MATERIAL SUPPLIED ->
============================================================

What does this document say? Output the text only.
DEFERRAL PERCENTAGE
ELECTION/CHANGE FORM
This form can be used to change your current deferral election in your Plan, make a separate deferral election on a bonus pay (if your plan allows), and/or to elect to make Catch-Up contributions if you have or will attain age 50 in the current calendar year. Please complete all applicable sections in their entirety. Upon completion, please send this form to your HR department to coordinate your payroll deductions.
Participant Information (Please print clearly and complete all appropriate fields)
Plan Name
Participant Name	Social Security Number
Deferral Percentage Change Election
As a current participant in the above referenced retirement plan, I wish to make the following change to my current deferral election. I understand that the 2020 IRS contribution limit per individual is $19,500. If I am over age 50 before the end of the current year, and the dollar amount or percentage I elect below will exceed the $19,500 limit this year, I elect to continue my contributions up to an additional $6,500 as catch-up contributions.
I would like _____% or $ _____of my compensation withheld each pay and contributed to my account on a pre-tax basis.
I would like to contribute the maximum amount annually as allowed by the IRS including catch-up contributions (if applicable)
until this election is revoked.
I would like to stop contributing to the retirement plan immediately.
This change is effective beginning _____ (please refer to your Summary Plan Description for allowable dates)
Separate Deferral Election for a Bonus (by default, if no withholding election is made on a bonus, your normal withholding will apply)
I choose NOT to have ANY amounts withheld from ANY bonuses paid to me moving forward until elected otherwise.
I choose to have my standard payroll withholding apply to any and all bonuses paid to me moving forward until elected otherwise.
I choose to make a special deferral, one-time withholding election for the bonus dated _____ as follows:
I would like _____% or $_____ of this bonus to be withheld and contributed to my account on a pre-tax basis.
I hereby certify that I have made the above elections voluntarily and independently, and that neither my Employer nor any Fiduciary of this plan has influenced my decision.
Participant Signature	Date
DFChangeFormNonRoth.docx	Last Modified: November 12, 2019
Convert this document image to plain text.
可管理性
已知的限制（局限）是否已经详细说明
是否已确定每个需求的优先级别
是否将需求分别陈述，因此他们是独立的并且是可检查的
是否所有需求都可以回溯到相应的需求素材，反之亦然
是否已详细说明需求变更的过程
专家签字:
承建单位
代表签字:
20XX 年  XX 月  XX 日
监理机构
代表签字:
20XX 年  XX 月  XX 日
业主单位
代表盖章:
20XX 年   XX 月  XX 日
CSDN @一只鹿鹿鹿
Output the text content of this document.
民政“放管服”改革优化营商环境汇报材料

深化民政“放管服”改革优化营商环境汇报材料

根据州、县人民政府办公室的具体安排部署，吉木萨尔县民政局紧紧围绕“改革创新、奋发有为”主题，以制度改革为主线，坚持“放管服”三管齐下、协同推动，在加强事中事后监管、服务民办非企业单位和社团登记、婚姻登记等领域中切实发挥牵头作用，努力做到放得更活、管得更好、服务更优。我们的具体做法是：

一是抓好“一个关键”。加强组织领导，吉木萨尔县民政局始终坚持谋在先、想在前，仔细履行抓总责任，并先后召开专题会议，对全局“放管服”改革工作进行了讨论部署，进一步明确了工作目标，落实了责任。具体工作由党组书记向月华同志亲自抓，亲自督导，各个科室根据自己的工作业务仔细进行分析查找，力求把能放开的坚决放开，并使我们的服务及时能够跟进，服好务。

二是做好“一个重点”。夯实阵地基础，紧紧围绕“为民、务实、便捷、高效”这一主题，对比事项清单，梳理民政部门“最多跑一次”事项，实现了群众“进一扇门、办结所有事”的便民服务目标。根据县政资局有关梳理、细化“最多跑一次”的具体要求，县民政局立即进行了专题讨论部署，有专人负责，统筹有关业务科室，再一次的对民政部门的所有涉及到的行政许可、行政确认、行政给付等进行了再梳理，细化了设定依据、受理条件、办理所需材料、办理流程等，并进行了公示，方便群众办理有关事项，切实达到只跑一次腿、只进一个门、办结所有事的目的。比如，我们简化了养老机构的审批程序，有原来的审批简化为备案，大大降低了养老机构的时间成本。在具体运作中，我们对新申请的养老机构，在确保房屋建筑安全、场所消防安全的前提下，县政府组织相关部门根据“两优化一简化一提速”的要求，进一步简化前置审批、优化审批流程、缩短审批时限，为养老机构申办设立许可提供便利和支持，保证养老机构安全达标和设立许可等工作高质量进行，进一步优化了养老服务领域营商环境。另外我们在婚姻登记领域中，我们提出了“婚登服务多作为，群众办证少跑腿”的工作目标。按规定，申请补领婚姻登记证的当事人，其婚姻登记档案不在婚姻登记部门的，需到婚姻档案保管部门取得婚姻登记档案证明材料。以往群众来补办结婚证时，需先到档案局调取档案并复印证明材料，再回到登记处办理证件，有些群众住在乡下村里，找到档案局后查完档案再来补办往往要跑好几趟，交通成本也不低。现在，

============================================================

DO THIS -> Repeat the data above exactly.

CORRECT OUTPUT ->
What does this document say? Output the text only.
DEFERRAL PERCENTAGE
ELECTION/CHANGE FORM
This form can be used to change your current deferral election in your Plan, make a separate deferral election on a bonus pay (if your plan allows), and/or to elect to make Catch-Up contributions if you have or will attain age 50 in the current calendar year. Please complete all applicable sections in their entirety. Upon completion, please send this form to your HR department to coordinate your payroll deductions.
Participant Information (Please print clearly and complete all appropriate fields)
Plan Name
Participant Name	Social Security Number
Deferral Percentage Change Election
As a current participant in the above referenced retirement plan, I wish to make the following change to my current deferral election. I understand that the 2020 IRS contribution limit per individual is $19,500. If I am over age 50 before the end of the current year, and the dollar amount or percentage I elect below will exceed the $19,500 limit this year, I elect to continue my contributions up to an additional $6,500 as catch-up contributions.
I would like _____% or $ _____of my compensation withheld each pay and contributed to my account on a pre-tax basis.
I would like to contribute the maximum amount annually as allowed by the IRS including catch-up contributions (if applicable)
until this election is revoked.
I would like to stop contributing to the retirement plan immediately.
This change is effective beginning _____ (please refer to your Summary Plan Description for allowable dates)
Separate Deferral Election for a Bonus (by default, if no withholding election is made on a bonus, your normal withholding will apply)
I choose NOT to have ANY amounts withheld from ANY bonuses paid to me moving forward until elected otherwise.
I choose to have my standard payroll withholding apply to any and all bonuses paid to me moving forward until elected otherwise.
I choose to make a special deferral, one-time withholding election for the bonus dated _____ as follows:
I would like _____% or $_____ of this bonus to be withheld and contributed to my account on a pre-tax basis.
I hereby certify that I have made the above elections voluntarily and independently, and that neither my Employer nor any Fiduciary of this plan has influenced my decision.
Participant Signature	Date
DFChangeFormNonRoth.docx	Last Modified: November 12, 2019
Convert this document image to plain text.
可管理性
已知的限制（局限）是否已经详细说明
是否已确定每个需求的优先级别
是否将需求分别陈述，因此他们是独立的并且是可检查的
是否所有需求都可以回溯到相应的需求素材，反之亦然
是否已详细说明需求变更的过程
专家签字:
承建单位
代表签字:
20XX 年  XX 月  XX 日
监理机构
代表签字:
20XX 年  XX 月  XX 日
业主单位
代表盖章:
20XX 年   XX 月  XX 日
CSDN @一只鹿鹿鹿
Output the text content of this document.
民政“放管服”改革优化营商环境汇报材料

深化民政“放管服”改革优化营商环境汇报材料

根据州、县人民政府办公室的具体安排部署，吉木萨尔县民政局紧紧围绕“改革创新、奋发有为”主题，以制度改革为主线，坚持“放管服”三管齐下、协同推动，在加强事中事后监管、服务民办非企业单位和社团登记、婚姻登记等领域中切实发挥牵头作用，努力做到放得更活、管得更好、服务更优。我们的具体做法是：

一是抓好“一个关键”。加强组织领导，吉木萨尔县民政局始终坚持谋在先、想在前，仔细履行抓总责任，并先后召开专题会议，对全局“放管服”改革工作进行了讨论部署，进一步明确了工作目标，落实了责任。具体工作由党组书记向月华同志亲自抓，亲自督导，各个科室根据自己的工作业务仔细进行分析查找，力求把能放开的坚决放开，并使我们的服务及时能够跟进，服好务。

二是做好“一个重点”。夯实阵地基础，紧紧围绕“为民、务实、便捷、高效”这一主题，对比事项清单，梳理民政部门“最多跑一次”事项，实现了群众“进一扇门、办结所有事”的便民服务目标。根据县政资局有关梳理、细化“最多跑一次”的具体要求，县民政局立即进行了专题讨论部署，有专人负责，统筹有关业务科室，再一次的对民政部门的所有涉及到的行政许可、行政确认、行政给付等进行了再梳理，细化了设定依据、受理条件、办理所需材料、办理流程等，并进行了公示，方便群众办理有关事项，切实达到只跑一次腿、只进一个门、办结所有事的目的。比如，我们简化了养老机构的审批程序，有原来的审批简化为备案，大大降低了养老机构的时间成本。在具体运作中，我们对新申请的养老机构，在确保房屋建筑安全、场所消防安全的前提下，县政府组织相关部门根据“两优化一简化一提速”的要求，进一步简化前置审批、优化审批流程、缩短审批时限，为养老机构申办设立许可提供便利和支持，保证养老机构安全达标和设立许可等工作高质量进行，进一步优化了养老服务领域营商环境。另外我们在婚姻登记领域中，我们提出了“婚登服务多作为，群众办证少跑腿”的工作目标。按规定，申请补领婚姻登记证的当事人，其婚姻登记档案不在婚姻登记部门的，需到婚姻档案保管部门取得婚姻登记档案证明材料。以往群众来补办结婚证时，需先到档案局调取档案并复印证明材料，再回到登记处办理证件，有些群众住在乡下村里，找到档案局后查完档案再来补办往往要跑好几趟，交通成本也不低。现在，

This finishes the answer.